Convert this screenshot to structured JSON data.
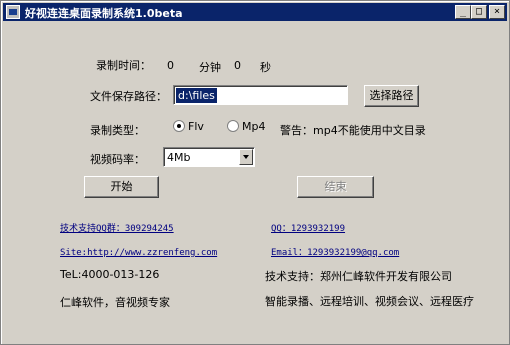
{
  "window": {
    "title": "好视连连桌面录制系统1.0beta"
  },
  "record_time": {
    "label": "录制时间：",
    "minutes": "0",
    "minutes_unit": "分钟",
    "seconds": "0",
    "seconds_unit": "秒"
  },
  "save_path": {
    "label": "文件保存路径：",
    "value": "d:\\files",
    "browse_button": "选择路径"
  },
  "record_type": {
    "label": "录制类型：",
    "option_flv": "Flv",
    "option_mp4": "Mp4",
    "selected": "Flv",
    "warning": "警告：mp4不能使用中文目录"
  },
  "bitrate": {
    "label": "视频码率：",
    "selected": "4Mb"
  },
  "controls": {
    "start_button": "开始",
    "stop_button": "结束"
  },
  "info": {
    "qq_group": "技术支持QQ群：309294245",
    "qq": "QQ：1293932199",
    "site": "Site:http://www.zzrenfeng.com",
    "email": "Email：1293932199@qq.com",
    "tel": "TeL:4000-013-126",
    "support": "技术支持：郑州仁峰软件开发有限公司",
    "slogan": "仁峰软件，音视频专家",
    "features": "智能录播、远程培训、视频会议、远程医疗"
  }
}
_ _ _
To do:
Leave the images out and output the remaining material exactly as it stands.

Response to the exercise:
Convert this screenshot to structured JSON data.
{
  "window": {
    "title": "好视连连桌面录制系统1.0beta"
  },
  "record_time": {
    "label": "录制时间：",
    "minutes": "0",
    "minutes_unit": "分钟",
    "seconds": "0",
    "seconds_unit": "秒"
  },
  "save_path": {
    "label": "文件保存路径：",
    "value": "d:\\files",
    "browse_button": "选择路径"
  },
  "record_type": {
    "label": "录制类型：",
    "option_flv": "Flv",
    "option_mp4": "Mp4",
    "selected": "Flv",
    "warning": "警告：mp4不能使用中文目录"
  },
  "bitrate": {
    "label": "视频码率：",
    "selected": "4Mb"
  },
  "controls": {
    "start_button": "开始",
    "stop_button": "结束"
  },
  "info": {
    "qq_group": "技术支持QQ群：309294245",
    "qq": "QQ：1293932199",
    "site": "Site:http://www.zzrenfeng.com",
    "email": "Email：1293932199@qq.com",
    "tel": "TeL:4000-013-126",
    "support": "技术支持：郑州仁峰软件开发有限公司",
    "slogan": "仁峰软件，音视频专家",
    "features": "智能录播、远程培训、视频会议、远程医疗"
  }
}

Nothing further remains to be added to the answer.